● **The problem**: Below is a block of records; repeat each one exactly.

* START *

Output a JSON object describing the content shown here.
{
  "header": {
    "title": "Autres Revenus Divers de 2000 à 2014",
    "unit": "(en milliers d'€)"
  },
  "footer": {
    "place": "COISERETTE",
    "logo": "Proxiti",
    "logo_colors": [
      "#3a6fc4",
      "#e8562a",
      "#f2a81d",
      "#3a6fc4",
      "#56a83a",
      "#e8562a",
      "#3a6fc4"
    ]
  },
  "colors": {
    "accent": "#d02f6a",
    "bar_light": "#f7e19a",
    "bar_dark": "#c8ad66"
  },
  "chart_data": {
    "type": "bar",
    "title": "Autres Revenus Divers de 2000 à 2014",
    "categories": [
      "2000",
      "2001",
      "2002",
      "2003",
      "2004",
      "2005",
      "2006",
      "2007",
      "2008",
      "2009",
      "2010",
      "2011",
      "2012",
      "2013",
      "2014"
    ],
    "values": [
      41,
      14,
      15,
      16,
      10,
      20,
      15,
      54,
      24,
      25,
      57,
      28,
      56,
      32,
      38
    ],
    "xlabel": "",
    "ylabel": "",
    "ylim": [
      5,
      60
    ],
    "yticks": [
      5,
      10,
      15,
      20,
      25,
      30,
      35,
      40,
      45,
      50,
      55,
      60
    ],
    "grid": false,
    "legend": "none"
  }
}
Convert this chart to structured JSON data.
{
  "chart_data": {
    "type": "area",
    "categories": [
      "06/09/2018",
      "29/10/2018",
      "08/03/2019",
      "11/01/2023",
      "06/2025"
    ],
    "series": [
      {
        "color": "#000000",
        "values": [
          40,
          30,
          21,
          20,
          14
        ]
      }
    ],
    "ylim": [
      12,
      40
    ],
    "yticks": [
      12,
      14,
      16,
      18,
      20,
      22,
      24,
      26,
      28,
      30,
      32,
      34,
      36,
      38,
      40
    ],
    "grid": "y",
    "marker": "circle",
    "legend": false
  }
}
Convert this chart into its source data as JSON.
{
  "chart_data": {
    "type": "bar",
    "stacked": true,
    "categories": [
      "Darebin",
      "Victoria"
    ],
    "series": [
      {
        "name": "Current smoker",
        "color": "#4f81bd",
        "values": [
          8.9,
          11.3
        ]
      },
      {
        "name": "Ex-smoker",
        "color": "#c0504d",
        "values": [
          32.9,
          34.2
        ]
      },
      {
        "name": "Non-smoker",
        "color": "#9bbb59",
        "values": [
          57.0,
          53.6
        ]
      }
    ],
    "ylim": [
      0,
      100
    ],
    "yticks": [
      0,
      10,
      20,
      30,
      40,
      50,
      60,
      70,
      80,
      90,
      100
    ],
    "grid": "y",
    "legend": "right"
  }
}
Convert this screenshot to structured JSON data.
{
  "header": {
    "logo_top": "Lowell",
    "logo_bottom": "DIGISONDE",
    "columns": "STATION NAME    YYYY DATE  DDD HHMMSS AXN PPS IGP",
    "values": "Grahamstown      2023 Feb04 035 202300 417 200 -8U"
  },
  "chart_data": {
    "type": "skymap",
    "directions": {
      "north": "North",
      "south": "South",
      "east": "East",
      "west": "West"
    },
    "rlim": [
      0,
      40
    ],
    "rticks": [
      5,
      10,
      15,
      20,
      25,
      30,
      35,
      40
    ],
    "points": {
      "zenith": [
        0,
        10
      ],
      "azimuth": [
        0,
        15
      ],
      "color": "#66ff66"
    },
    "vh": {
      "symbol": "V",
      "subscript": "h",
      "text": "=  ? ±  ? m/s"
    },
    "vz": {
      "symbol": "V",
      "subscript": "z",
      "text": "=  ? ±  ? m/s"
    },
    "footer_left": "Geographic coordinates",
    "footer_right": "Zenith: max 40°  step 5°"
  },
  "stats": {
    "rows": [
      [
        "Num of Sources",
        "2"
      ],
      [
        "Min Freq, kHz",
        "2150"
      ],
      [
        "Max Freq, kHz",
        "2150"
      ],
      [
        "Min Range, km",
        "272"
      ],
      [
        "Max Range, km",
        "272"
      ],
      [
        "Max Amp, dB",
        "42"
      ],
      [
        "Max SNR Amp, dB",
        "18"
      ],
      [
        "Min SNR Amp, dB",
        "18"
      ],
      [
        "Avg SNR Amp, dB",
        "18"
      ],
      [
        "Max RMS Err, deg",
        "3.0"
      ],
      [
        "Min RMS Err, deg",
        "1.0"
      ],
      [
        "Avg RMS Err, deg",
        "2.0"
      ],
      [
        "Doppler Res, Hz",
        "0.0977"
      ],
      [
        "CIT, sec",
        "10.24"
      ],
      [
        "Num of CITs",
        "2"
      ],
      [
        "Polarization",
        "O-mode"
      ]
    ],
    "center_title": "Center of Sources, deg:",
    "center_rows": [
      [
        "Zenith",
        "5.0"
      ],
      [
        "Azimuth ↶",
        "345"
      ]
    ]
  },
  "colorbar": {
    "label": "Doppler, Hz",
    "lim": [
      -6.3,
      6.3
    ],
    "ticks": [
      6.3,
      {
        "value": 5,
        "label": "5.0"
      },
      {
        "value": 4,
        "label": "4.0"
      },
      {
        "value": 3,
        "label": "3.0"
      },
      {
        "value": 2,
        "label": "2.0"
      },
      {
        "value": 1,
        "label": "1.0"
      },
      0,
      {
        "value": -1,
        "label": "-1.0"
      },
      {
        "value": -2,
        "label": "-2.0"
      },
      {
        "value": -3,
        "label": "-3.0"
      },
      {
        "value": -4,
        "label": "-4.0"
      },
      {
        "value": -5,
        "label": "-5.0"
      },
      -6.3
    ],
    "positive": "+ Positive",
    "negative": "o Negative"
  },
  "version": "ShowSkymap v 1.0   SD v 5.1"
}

* END *

● **Problem solution**:
Output a JSON object describing the content shown here.
{
  "header": {
    "title": "Autres Revenus Divers de 2000 à 2014",
    "unit": "(en milliers d'€)"
  },
  "footer": {
    "place": "COISERETTE",
    "logo": "Proxiti",
    "logo_colors": [
      "#3a6fc4",
      "#e8562a",
      "#f2a81d",
      "#3a6fc4",
      "#56a83a",
      "#e8562a",
      "#3a6fc4"
    ]
  },
  "colors": {
    "accent": "#d02f6a",
    "bar_light": "#f7e19a",
    "bar_dark": "#c8ad66"
  },
  "chart_data": {
    "type": "bar",
    "title": "Autres Revenus Divers de 2000 à 2014",
    "categories": [
      "2000",
      "2001",
      "2002",
      "2003",
      "2004",
      "2005",
      "2006",
      "2007",
      "2008",
      "2009",
      "2010",
      "2011",
      "2012",
      "2013",
      "2014"
    ],
    "values": [
      41,
      14,
      15,
      16,
      10,
      20,
      15,
      54,
      24,
      25,
      57,
      28,
      56,
      32,
      38
    ],
    "xlabel": "",
    "ylabel": "",
    "ylim": [
      5,
      60
    ],
    "yticks": [
      5,
      10,
      15,
      20,
      25,
      30,
      35,
      40,
      45,
      50,
      55,
      60
    ],
    "grid": false,
    "legend": "none"
  }
}
Convert this chart to structured JSON data.
{
  "chart_data": {
    "type": "area",
    "categories": [
      "06/09/2018",
      "29/10/2018",
      "08/03/2019",
      "11/01/2023",
      "06/2025"
    ],
    "series": [
      {
        "color": "#000000",
        "values": [
          40,
          30,
          21,
          20,
          14
        ]
      }
    ],
    "ylim": [
      12,
      40
    ],
    "yticks": [
      12,
      14,
      16,
      18,
      20,
      22,
      24,
      26,
      28,
      30,
      32,
      34,
      36,
      38,
      40
    ],
    "grid": "y",
    "marker": "circle",
    "legend": false
  }
}
Convert this chart into its source data as JSON.
{
  "chart_data": {
    "type": "bar",
    "stacked": true,
    "categories": [
      "Darebin",
      "Victoria"
    ],
    "series": [
      {
        "name": "Current smoker",
        "color": "#4f81bd",
        "values": [
          8.9,
          11.3
        ]
      },
      {
        "name": "Ex-smoker",
        "color": "#c0504d",
        "values": [
          32.9,
          34.2
        ]
      },
      {
        "name": "Non-smoker",
        "color": "#9bbb59",
        "values": [
          57.0,
          53.6
        ]
      }
    ],
    "ylim": [
      0,
      100
    ],
    "yticks": [
      0,
      10,
      20,
      30,
      40,
      50,
      60,
      70,
      80,
      90,
      100
    ],
    "grid": "y",
    "legend": "right"
  }
}
Convert this screenshot to structured JSON data.
{
  "header": {
    "logo_top": "Lowell",
    "logo_bottom": "DIGISONDE",
    "columns": "STATION NAME    YYYY DATE  DDD HHMMSS AXN PPS IGP",
    "values": "Grahamstown      2023 Feb04 035 202300 417 200 -8U"
  },
  "chart_data": {
    "type": "skymap",
    "directions": {
      "north": "North",
      "south": "South",
      "east": "East",
      "west": "West"
    },
    "rlim": [
      0,
      40
    ],
    "rticks": [
      5,
      10,
      15,
      20,
      25,
      30,
      35,
      40
    ],
    "points": {
      "zenith": [
        0,
        10
      ],
      "azimuth": [
        0,
        15
      ],
      "color": "#66ff66"
    },
    "vh": {
      "symbol": "V",
      "subscript": "h",
      "text": "=  ? ±  ? m/s"
    },
    "vz": {
      "symbol": "V",
      "subscript": "z",
      "text": "=  ? ±  ? m/s"
    },
    "footer_left": "Geographic coordinates",
    "footer_right": "Zenith: max 40°  step 5°"
  },
  "stats": {
    "rows": [
      [
        "Num of Sources",
        "2"
      ],
      [
        "Min Freq, kHz",
        "2150"
      ],
      [
        "Max Freq, kHz",
        "2150"
      ],
      [
        "Min Range, km",
        "272"
      ],
      [
        "Max Range, km",
        "272"
      ],
      [
        "Max Amp, dB",
        "42"
      ],
      [
        "Max SNR Amp, dB",
        "18"
      ],
      [
        "Min SNR Amp, dB",
        "18"
      ],
      [
        "Avg SNR Amp, dB",
        "18"
      ],
      [
        "Max RMS Err, deg",
        "3.0"
      ],
      [
        "Min RMS Err, deg",
        "1.0"
      ],
      [
        "Avg RMS Err, deg",
        "2.0"
      ],
      [
        "Doppler Res, Hz",
        "0.0977"
      ],
      [
        "CIT, sec",
        "10.24"
      ],
      [
        "Num of CITs",
        "2"
      ],
      [
        "Polarization",
        "O-mode"
      ]
    ],
    "center_title": "Center of Sources, deg:",
    "center_rows": [
      [
        "Zenith",
        "5.0"
      ],
      [
        "Azimuth ↶",
        "345"
      ]
    ]
  },
  "colorbar": {
    "label": "Doppler, Hz",
    "lim": [
      -6.3,
      6.3
    ],
    "ticks": [
      6.3,
      {
        "value": 5,
        "label": "5.0"
      },
      {
        "value": 4,
        "label": "4.0"
      },
      {
        "value": 3,
        "label": "3.0"
      },
      {
        "value": 2,
        "label": "2.0"
      },
      {
        "value": 1,
        "label": "1.0"
      },
      0,
      {
        "value": -1,
        "label": "-1.0"
      },
      {
        "value": -2,
        "label": "-2.0"
      },
      {
        "value": -3,
        "label": "-3.0"
      },
      {
        "value": -4,
        "label": "-4.0"
      },
      {
        "value": -5,
        "label": "-5.0"
      },
      -6.3
    ],
    "positive": "+ Positive",
    "negative": "o Negative"
  },
  "version": "ShowSkymap v 1.0   SD v 5.1"
}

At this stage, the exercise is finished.